• _Job_
Copy out every record precisely.

• _The input_

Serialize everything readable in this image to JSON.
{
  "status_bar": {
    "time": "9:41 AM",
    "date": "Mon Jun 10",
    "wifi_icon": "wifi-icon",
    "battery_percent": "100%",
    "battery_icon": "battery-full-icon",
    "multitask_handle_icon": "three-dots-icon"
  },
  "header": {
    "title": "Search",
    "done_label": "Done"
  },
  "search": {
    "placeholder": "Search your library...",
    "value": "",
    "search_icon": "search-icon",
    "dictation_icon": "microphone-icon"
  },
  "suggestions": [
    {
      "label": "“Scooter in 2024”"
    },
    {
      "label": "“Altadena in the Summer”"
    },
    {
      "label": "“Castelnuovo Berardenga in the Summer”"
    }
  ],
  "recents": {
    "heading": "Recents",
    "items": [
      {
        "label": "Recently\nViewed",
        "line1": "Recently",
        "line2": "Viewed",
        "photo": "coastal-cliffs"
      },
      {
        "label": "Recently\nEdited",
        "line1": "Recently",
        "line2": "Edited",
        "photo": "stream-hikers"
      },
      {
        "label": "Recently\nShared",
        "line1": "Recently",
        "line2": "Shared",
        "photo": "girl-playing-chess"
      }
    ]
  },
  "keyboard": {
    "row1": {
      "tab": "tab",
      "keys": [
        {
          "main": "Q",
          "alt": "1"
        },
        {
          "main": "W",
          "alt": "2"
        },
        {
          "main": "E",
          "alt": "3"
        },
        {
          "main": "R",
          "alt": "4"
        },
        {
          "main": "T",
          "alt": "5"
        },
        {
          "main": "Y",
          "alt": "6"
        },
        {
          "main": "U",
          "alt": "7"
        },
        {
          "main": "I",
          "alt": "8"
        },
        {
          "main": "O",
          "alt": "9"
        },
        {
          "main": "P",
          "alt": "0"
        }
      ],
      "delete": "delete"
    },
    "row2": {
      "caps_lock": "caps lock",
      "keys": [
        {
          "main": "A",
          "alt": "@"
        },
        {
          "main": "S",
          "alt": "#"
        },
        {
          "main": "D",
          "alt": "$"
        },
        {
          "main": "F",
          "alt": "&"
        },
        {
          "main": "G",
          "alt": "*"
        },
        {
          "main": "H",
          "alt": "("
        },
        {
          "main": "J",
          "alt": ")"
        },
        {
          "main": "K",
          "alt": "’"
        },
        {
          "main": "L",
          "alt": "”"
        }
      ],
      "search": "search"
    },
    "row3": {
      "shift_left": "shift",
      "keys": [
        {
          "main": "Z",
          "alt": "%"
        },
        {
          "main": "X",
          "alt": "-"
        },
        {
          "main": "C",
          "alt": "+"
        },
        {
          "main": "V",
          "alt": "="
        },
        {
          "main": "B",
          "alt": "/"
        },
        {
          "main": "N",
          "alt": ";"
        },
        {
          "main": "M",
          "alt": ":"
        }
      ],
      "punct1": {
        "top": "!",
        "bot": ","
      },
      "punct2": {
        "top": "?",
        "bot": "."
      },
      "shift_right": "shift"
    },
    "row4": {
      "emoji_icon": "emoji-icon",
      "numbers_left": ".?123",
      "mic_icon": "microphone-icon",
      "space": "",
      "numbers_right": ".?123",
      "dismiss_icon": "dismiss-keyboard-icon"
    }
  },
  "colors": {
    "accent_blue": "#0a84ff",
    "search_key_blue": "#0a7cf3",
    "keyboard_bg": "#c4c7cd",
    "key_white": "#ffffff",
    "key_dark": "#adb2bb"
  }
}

• _Solution to the exercise_
Serialize everything readable in this image to JSON.
{
  "status_bar": {
    "time": "9:41 AM",
    "date": "Mon Jun 10",
    "wifi_icon": "wifi-icon",
    "battery_percent": "100%",
    "battery_icon": "battery-full-icon",
    "multitask_handle_icon": "three-dots-icon"
  },
  "header": {
    "title": "Search",
    "done_label": "Done"
  },
  "search": {
    "placeholder": "Search your library...",
    "value": "",
    "search_icon": "search-icon",
    "dictation_icon": "microphone-icon"
  },
  "suggestions": [
    {
      "label": "“Scooter in 2024”"
    },
    {
      "label": "“Altadena in the Summer”"
    },
    {
      "label": "“Castelnuovo Berardenga in the Summer”"
    }
  ],
  "recents": {
    "heading": "Recents",
    "items": [
      {
        "label": "Recently\nViewed",
        "line1": "Recently",
        "line2": "Viewed",
        "photo": "coastal-cliffs"
      },
      {
        "label": "Recently\nEdited",
        "line1": "Recently",
        "line2": "Edited",
        "photo": "stream-hikers"
      },
      {
        "label": "Recently\nShared",
        "line1": "Recently",
        "line2": "Shared",
        "photo": "girl-playing-chess"
      }
    ]
  },
  "keyboard": {
    "row1": {
      "tab": "tab",
      "keys": [
        {
          "main": "Q",
          "alt": "1"
        },
        {
          "main": "W",
          "alt": "2"
        },
        {
          "main": "E",
          "alt": "3"
        },
        {
          "main": "R",
          "alt": "4"
        },
        {
          "main": "T",
          "alt": "5"
        },
        {
          "main": "Y",
          "alt": "6"
        },
        {
          "main": "U",
          "alt": "7"
        },
        {
          "main": "I",
          "alt": "8"
        },
        {
          "main": "O",
          "alt": "9"
        },
        {
          "main": "P",
          "alt": "0"
        }
      ],
      "delete": "delete"
    },
    "row2": {
      "caps_lock": "caps lock",
      "keys": [
        {
          "main": "A",
          "alt": "@"
        },
        {
          "main": "S",
          "alt": "#"
        },
        {
          "main": "D",
          "alt": "$"
        },
        {
          "main": "F",
          "alt": "&"
        },
        {
          "main": "G",
          "alt": "*"
        },
        {
          "main": "H",
          "alt": "("
        },
        {
          "main": "J",
          "alt": ")"
        },
        {
          "main": "K",
          "alt": "’"
        },
        {
          "main": "L",
          "alt": "”"
        }
      ],
      "search": "search"
    },
    "row3": {
      "shift_left": "shift",
      "keys": [
        {
          "main": "Z",
          "alt": "%"
        },
        {
          "main": "X",
          "alt": "-"
        },
        {
          "main": "C",
          "alt": "+"
        },
        {
          "main": "V",
          "alt": "="
        },
        {
          "main": "B",
          "alt": "/"
        },
        {
          "main": "N",
          "alt": ";"
        },
        {
          "main": "M",
          "alt": ":"
        }
      ],
      "punct1": {
        "top": "!",
        "bot": ","
      },
      "punct2": {
        "top": "?",
        "bot": "."
      },
      "shift_right": "shift"
    },
    "row4": {
      "emoji_icon": "emoji-icon",
      "numbers_left": ".?123",
      "mic_icon": "microphone-icon",
      "space": "",
      "numbers_right": ".?123",
      "dismiss_icon": "dismiss-keyboard-icon"
    }
  },
  "colors": {
    "accent_blue": "#0a84ff",
    "search_key_blue": "#0a7cf3",
    "keyboard_bg": "#c4c7cd",
    "key_white": "#ffffff",
    "key_dark": "#adb2bb"
  }
}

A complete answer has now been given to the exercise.